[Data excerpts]
-------------------------

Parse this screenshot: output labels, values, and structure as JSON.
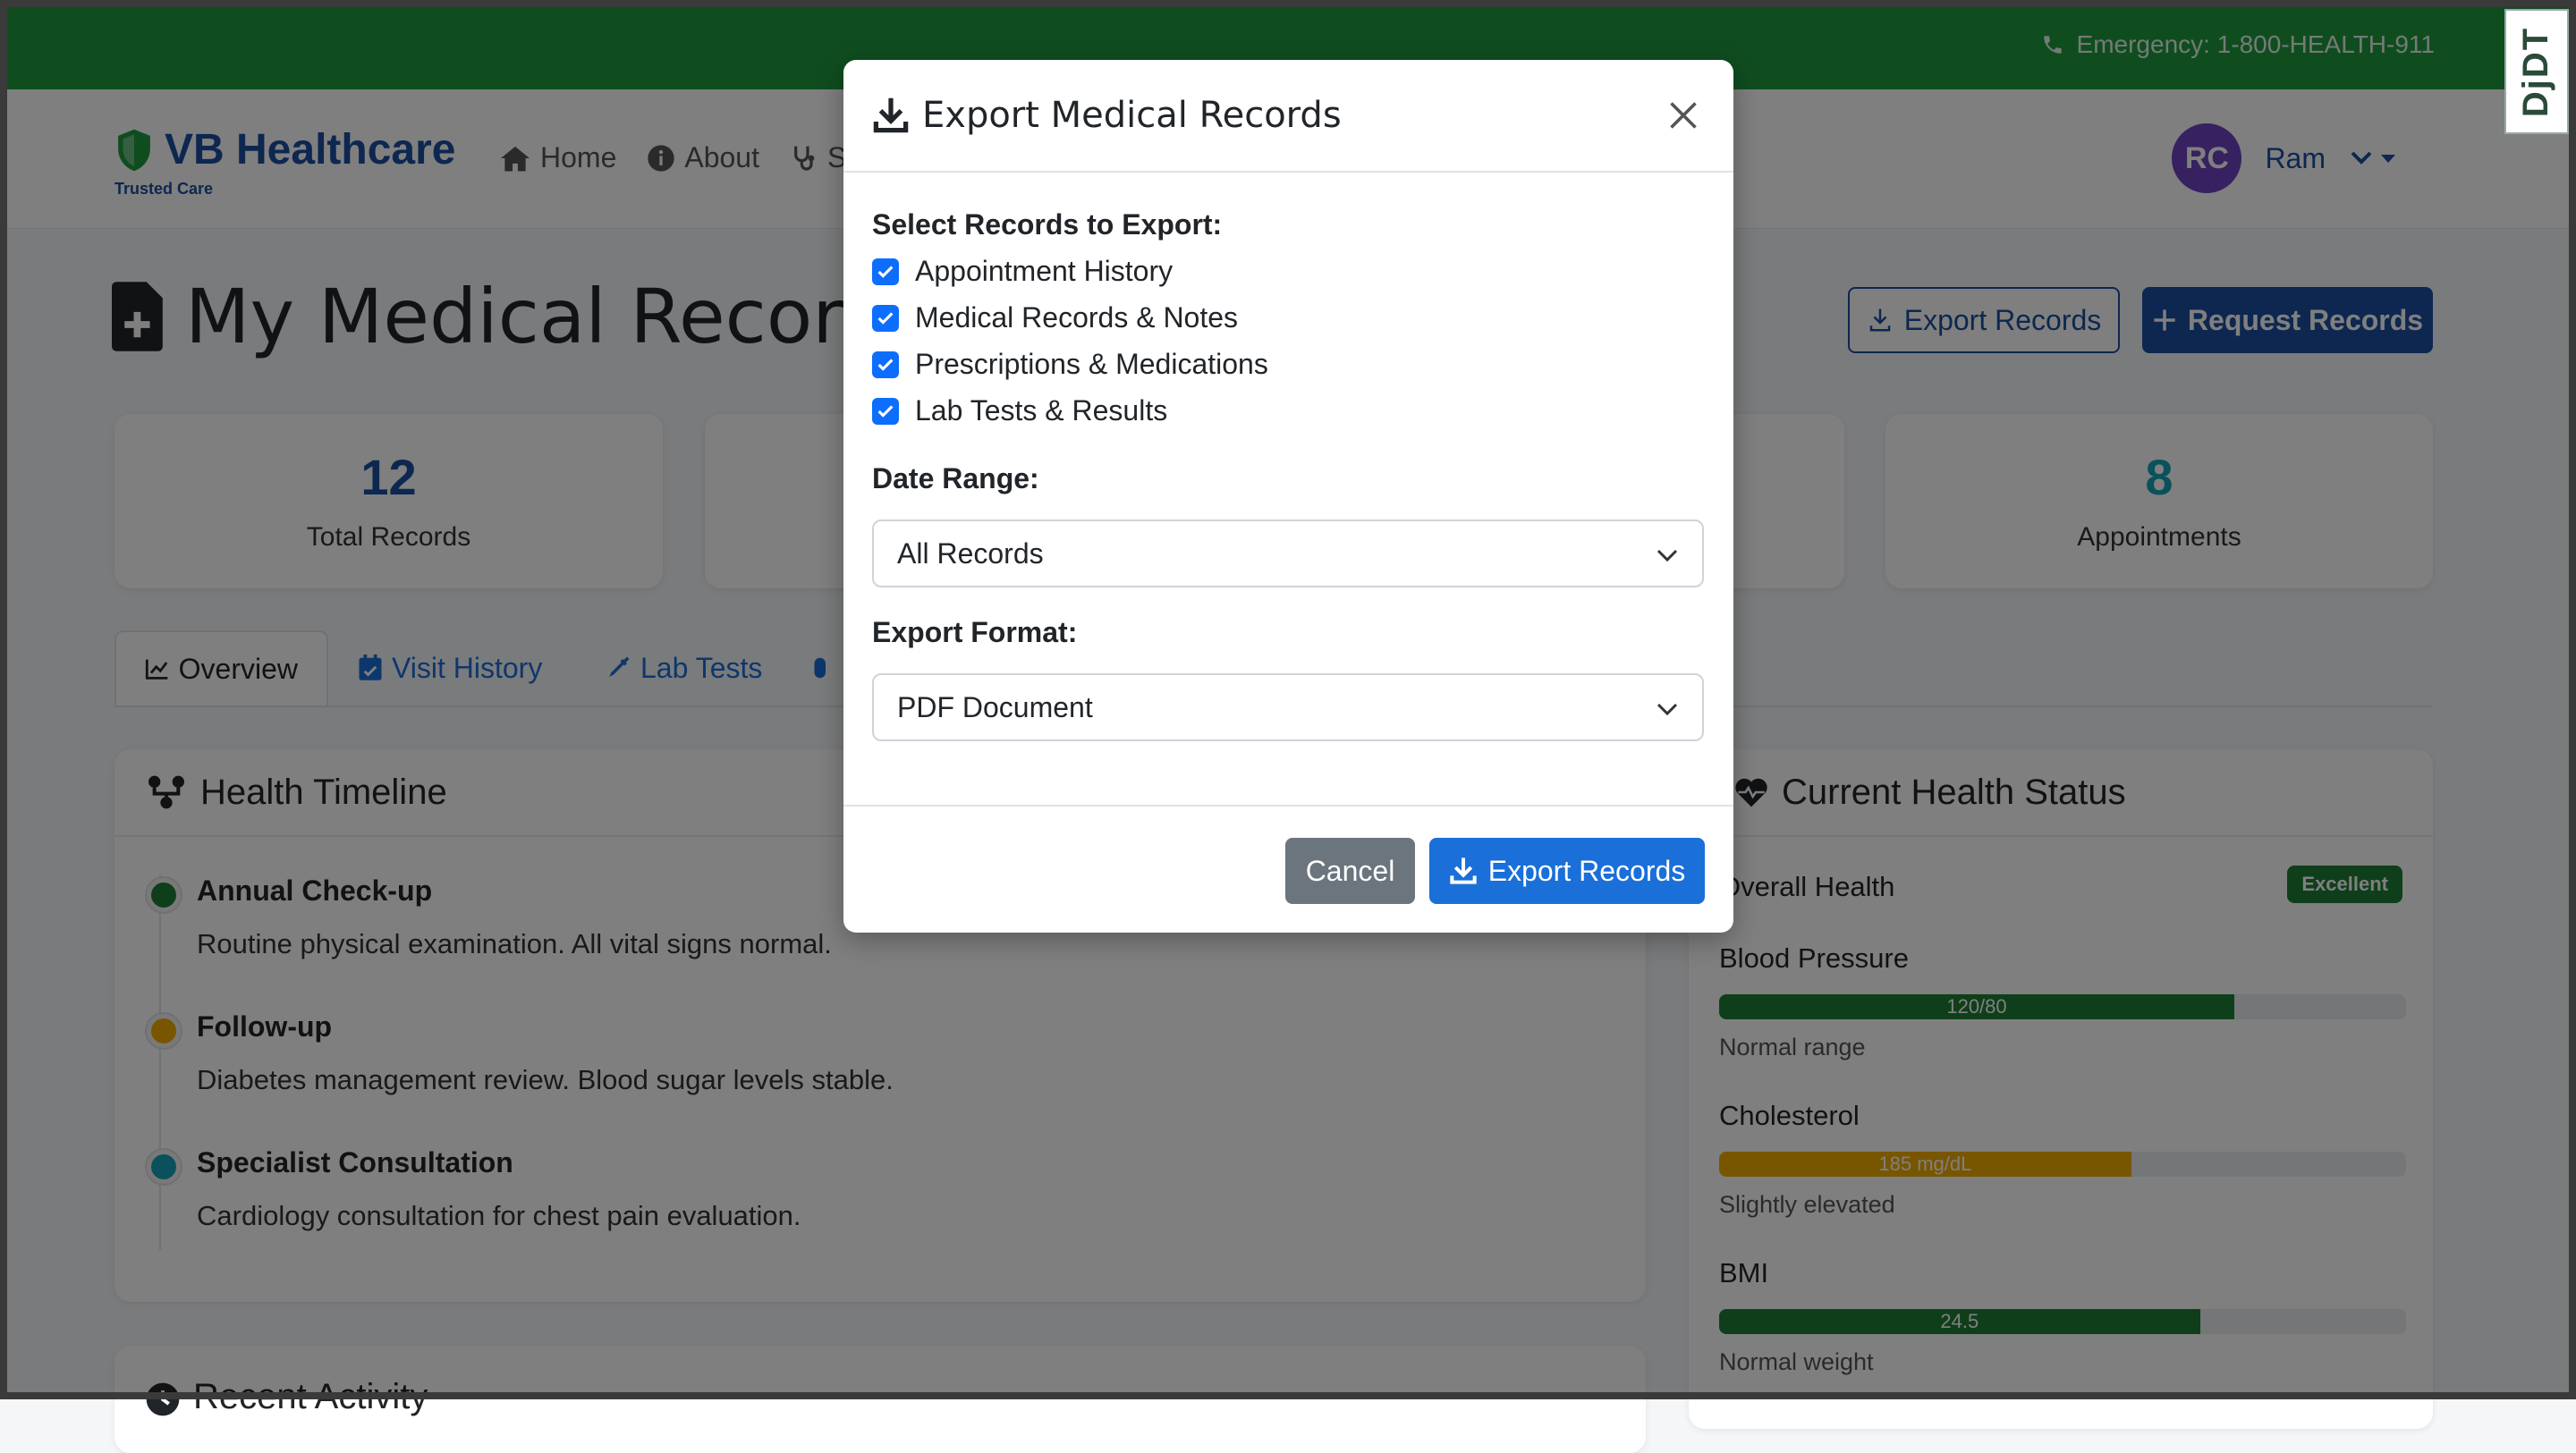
{
  "topbar": {
    "emergency": "Emergency: 1-800-HEALTH-911",
    "djdt": "DjDT"
  },
  "navbar": {
    "brand_name": "VB Healthcare",
    "brand_tagline": "Trusted Care",
    "links": [
      "Home",
      "About",
      "S"
    ],
    "user_initials": "RC",
    "user_name": "Ram"
  },
  "page": {
    "title": "My Medical Records",
    "export_button": "Export Records",
    "request_button": "Request Records"
  },
  "stats": [
    {
      "value": "12",
      "label": "Total Records",
      "color": "#1a4fa0"
    },
    {
      "value": "8",
      "label": "Appointments",
      "color": "#17a2b8"
    }
  ],
  "tabs": [
    "Overview",
    "Visit History",
    "Lab Tests"
  ],
  "timeline": {
    "title": "Health Timeline",
    "items": [
      {
        "title": "Annual Check-up",
        "desc": "Routine physical examination. All vital signs normal.",
        "color": "#1e7e34"
      },
      {
        "title": "Follow-up",
        "desc": "Diabetes management review. Blood sugar levels stable.",
        "color": "#f0ad00"
      },
      {
        "title": "Specialist Consultation",
        "desc": "Cardiology consultation for chest pain evaluation.",
        "color": "#17a2b8"
      }
    ]
  },
  "health_status": {
    "title": "Current Health Status",
    "overall_label": "Overall Health",
    "overall_badge": "Excellent",
    "metrics": [
      {
        "label": "Blood Pressure",
        "value": "120/80",
        "note": "Normal range",
        "fill": 0.75,
        "color": "#1e7e34"
      },
      {
        "label": "Cholesterol",
        "value": "185 mg/dL",
        "note": "Slightly elevated",
        "fill": 0.6,
        "color": "#f0ad00"
      },
      {
        "label": "BMI",
        "value": "24.5",
        "note": "Normal weight",
        "fill": 0.7,
        "color": "#1e7e34"
      }
    ]
  },
  "recent_activity": {
    "title": "Recent Activity"
  },
  "modal": {
    "title": "Export Medical Records",
    "select_label": "Select Records to Export:",
    "options": [
      "Appointment History",
      "Medical Records & Notes",
      "Prescriptions & Medications",
      "Lab Tests & Results"
    ],
    "date_range_label": "Date Range:",
    "date_range_value": "All Records",
    "format_label": "Export Format:",
    "format_value": "PDF Document",
    "cancel": "Cancel",
    "export": "Export Records"
  }
}
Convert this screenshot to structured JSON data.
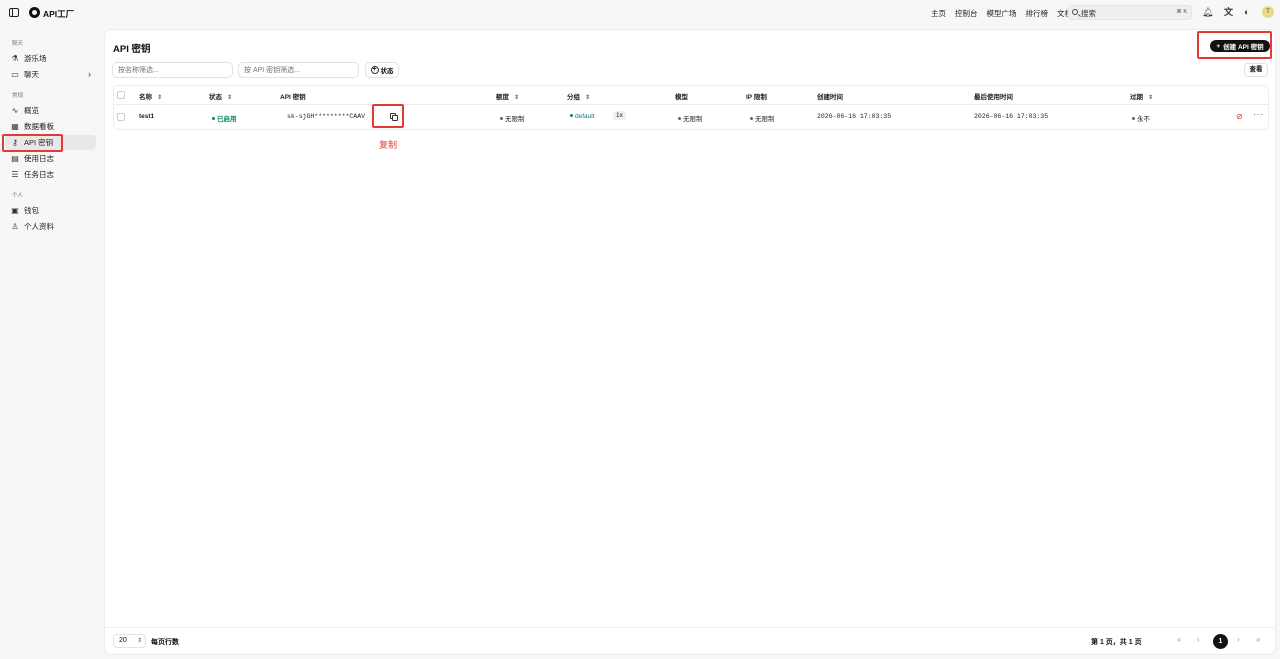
{
  "app": {
    "brand": "API工厂"
  },
  "topnav": {
    "items": [
      "主页",
      "控制台",
      "模型广场",
      "排行榜",
      "文档"
    ],
    "search_placeholder": "搜索",
    "search_shortcut": "⌘ K",
    "avatar_initial": "T"
  },
  "sidebar": {
    "sections": [
      {
        "label": "聊天",
        "items": [
          {
            "label": "游乐场",
            "icon": "flask-icon"
          },
          {
            "label": "聊天",
            "icon": "chat-icon"
          }
        ]
      },
      {
        "label": "常规",
        "items": [
          {
            "label": "概览",
            "icon": "activity-icon"
          },
          {
            "label": "数据看板",
            "icon": "dashboard-icon"
          },
          {
            "label": "API 密钥",
            "icon": "key-icon"
          },
          {
            "label": "使用日志",
            "icon": "log-icon"
          },
          {
            "label": "任务日志",
            "icon": "tasks-icon"
          }
        ]
      },
      {
        "label": "个人",
        "items": [
          {
            "label": "钱包",
            "icon": "wallet-icon"
          },
          {
            "label": "个人资料",
            "icon": "user-icon"
          }
        ]
      }
    ],
    "active": "API 密钥"
  },
  "page": {
    "title": "API 密钥",
    "create_button": "创建 API 密钥",
    "filter_name_placeholder": "按名称筛选...",
    "filter_key_placeholder": "按 API 密钥筛选...",
    "status_filter": "状态",
    "view_button": "查看"
  },
  "table": {
    "columns": [
      "名称",
      "状态",
      "API 密钥",
      "额度",
      "分组",
      "模型",
      "IP 限制",
      "创建时间",
      "最后使用时间",
      "过期"
    ],
    "rows": [
      {
        "name": "test1",
        "status": "已启用",
        "key": "sk-sjGH*********CAAV",
        "quota": "无限制",
        "group": "default",
        "ratio": "1x",
        "models": "无限制",
        "ip_limit": "无限制",
        "created": "2026-06-16 17:03:35",
        "last_used": "2026-06-16 17:03:35",
        "expiry": "永不"
      }
    ]
  },
  "footer": {
    "page_size": "20",
    "page_size_label": "每页行数",
    "page_info": "第 1 页，共 1 页",
    "current_page": "1"
  },
  "annotation": {
    "label": "复制",
    "color": "#e53935"
  }
}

-------------------------

# [WHAT IS REQUIRED]
Leave the pictures out and reproduce each record exactly as written.

# [EXERCISE RESPONSE]
Parse this screenshot: output labels, values, and structure as JSON.
{
  "topbar": {
    "emergency": "Emergency: 1-800-HEALTH-911",
    "djdt": "DjDT"
  },
  "navbar": {
    "brand_name": "VB Healthcare",
    "brand_tagline": "Trusted Care",
    "links": [
      "Home",
      "About",
      "S"
    ],
    "user_initials": "RC",
    "user_name": "Ram"
  },
  "page": {
    "title": "My Medical Records",
    "export_button": "Export Records",
    "request_button": "Request Records"
  },
  "stats": [
    {
      "value": "12",
      "label": "Total Records",
      "color": "#1a4fa0"
    },
    {
      "value": "8",
      "label": "Appointments",
      "color": "#17a2b8"
    }
  ],
  "tabs": [
    "Overview",
    "Visit History",
    "Lab Tests"
  ],
  "timeline": {
    "title": "Health Timeline",
    "items": [
      {
        "title": "Annual Check-up",
        "desc": "Routine physical examination. All vital signs normal.",
        "color": "#1e7e34"
      },
      {
        "title": "Follow-up",
        "desc": "Diabetes management review. Blood sugar levels stable.",
        "color": "#f0ad00"
      },
      {
        "title": "Specialist Consultation",
        "desc": "Cardiology consultation for chest pain evaluation.",
        "color": "#17a2b8"
      }
    ]
  },
  "health_status": {
    "title": "Current Health Status",
    "overall_label": "Overall Health",
    "overall_badge": "Excellent",
    "metrics": [
      {
        "label": "Blood Pressure",
        "value": "120/80",
        "note": "Normal range",
        "fill": 0.75,
        "color": "#1e7e34"
      },
      {
        "label": "Cholesterol",
        "value": "185 mg/dL",
        "note": "Slightly elevated",
        "fill": 0.6,
        "color": "#f0ad00"
      },
      {
        "label": "BMI",
        "value": "24.5",
        "note": "Normal weight",
        "fill": 0.7,
        "color": "#1e7e34"
      }
    ]
  },
  "recent_activity": {
    "title": "Recent Activity"
  },
  "modal": {
    "title": "Export Medical Records",
    "select_label": "Select Records to Export:",
    "options": [
      "Appointment History",
      "Medical Records & Notes",
      "Prescriptions & Medications",
      "Lab Tests & Results"
    ],
    "date_range_label": "Date Range:",
    "date_range_value": "All Records",
    "format_label": "Export Format:",
    "format_value": "PDF Document",
    "cancel": "Cancel",
    "export": "Export Records"
  }
}
Convert this screenshot to structured JSON data.
{
  "app": {
    "brand": "API工厂"
  },
  "topnav": {
    "items": [
      "主页",
      "控制台",
      "模型广场",
      "排行榜",
      "文档"
    ],
    "search_placeholder": "搜索",
    "search_shortcut": "⌘ K",
    "avatar_initial": "T"
  },
  "sidebar": {
    "sections": [
      {
        "label": "聊天",
        "items": [
          {
            "label": "游乐场",
            "icon": "flask-icon"
          },
          {
            "label": "聊天",
            "icon": "chat-icon"
          }
        ]
      },
      {
        "label": "常规",
        "items": [
          {
            "label": "概览",
            "icon": "activity-icon"
          },
          {
            "label": "数据看板",
            "icon": "dashboard-icon"
          },
          {
            "label": "API 密钥",
            "icon": "key-icon"
          },
          {
            "label": "使用日志",
            "icon": "log-icon"
          },
          {
            "label": "任务日志",
            "icon": "tasks-icon"
          }
        ]
      },
      {
        "label": "个人",
        "items": [
          {
            "label": "钱包",
            "icon": "wallet-icon"
          },
          {
            "label": "个人资料",
            "icon": "user-icon"
          }
        ]
      }
    ],
    "active": "API 密钥"
  },
  "page": {
    "title": "API 密钥",
    "create_button": "创建 API 密钥",
    "filter_name_placeholder": "按名称筛选...",
    "filter_key_placeholder": "按 API 密钥筛选...",
    "status_filter": "状态",
    "view_button": "查看"
  },
  "table": {
    "columns": [
      "名称",
      "状态",
      "API 密钥",
      "额度",
      "分组",
      "模型",
      "IP 限制",
      "创建时间",
      "最后使用时间",
      "过期"
    ],
    "rows": [
      {
        "name": "test1",
        "status": "已启用",
        "key": "sk-sjGH*********CAAV",
        "quota": "无限制",
        "group": "default",
        "ratio": "1x",
        "models": "无限制",
        "ip_limit": "无限制",
        "created": "2026-06-16 17:03:35",
        "last_used": "2026-06-16 17:03:35",
        "expiry": "永不"
      }
    ]
  },
  "footer": {
    "page_size": "20",
    "page_size_label": "每页行数",
    "page_info": "第 1 页，共 1 页",
    "current_page": "1"
  },
  "annotation": {
    "label": "复制",
    "color": "#e53935"
  }
}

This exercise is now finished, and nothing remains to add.